:: Supplied records
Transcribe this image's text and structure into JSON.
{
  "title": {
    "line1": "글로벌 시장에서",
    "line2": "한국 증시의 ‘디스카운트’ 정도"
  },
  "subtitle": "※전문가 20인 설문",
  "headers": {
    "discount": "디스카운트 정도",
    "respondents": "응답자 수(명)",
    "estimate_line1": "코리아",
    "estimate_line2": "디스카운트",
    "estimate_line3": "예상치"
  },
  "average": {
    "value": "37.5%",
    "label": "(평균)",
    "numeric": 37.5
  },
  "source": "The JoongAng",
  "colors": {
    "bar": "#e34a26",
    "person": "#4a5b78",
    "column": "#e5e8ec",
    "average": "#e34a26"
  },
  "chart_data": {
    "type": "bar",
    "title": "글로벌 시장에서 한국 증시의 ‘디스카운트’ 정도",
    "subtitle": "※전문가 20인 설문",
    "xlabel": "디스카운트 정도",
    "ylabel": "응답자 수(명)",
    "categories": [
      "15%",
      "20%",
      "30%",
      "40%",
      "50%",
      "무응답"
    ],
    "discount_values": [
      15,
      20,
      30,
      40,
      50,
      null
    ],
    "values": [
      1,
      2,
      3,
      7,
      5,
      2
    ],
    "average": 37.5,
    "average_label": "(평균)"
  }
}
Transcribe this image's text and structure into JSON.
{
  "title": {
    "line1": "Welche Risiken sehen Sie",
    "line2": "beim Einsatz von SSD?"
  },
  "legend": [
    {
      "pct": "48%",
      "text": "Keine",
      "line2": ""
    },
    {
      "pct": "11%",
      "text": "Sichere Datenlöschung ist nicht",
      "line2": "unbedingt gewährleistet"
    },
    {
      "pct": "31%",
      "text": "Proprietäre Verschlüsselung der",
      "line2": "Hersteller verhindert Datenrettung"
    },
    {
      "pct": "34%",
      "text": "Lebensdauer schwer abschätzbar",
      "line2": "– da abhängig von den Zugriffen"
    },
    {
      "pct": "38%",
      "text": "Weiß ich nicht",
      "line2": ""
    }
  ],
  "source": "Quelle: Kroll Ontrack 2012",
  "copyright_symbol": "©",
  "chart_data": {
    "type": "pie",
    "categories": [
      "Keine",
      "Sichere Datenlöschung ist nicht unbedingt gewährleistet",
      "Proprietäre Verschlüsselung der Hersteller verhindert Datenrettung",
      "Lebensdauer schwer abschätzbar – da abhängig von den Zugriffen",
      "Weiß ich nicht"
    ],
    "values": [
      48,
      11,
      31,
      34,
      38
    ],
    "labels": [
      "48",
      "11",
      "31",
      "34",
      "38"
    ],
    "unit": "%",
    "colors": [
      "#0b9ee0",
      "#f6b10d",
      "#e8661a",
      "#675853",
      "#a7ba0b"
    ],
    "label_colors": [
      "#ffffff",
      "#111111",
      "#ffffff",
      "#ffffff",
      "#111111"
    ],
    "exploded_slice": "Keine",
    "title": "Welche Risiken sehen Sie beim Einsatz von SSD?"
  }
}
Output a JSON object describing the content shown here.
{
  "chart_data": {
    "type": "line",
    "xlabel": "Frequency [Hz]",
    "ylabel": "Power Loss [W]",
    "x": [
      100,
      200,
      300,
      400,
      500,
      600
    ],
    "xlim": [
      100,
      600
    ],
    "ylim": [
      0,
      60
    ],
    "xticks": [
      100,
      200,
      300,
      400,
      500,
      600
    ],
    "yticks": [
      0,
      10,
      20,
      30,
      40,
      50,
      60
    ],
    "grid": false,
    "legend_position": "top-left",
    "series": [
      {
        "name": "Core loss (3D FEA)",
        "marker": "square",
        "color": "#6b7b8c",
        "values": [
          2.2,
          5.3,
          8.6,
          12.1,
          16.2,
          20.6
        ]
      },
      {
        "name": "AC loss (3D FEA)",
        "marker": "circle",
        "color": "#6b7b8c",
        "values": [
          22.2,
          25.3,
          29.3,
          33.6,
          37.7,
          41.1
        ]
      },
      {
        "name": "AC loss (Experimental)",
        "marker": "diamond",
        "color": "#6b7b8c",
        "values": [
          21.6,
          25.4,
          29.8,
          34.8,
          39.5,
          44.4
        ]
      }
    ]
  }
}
::::
What this task involves:
Report only how many lines of the listing hold the word "Zugriffen".

Task response:
2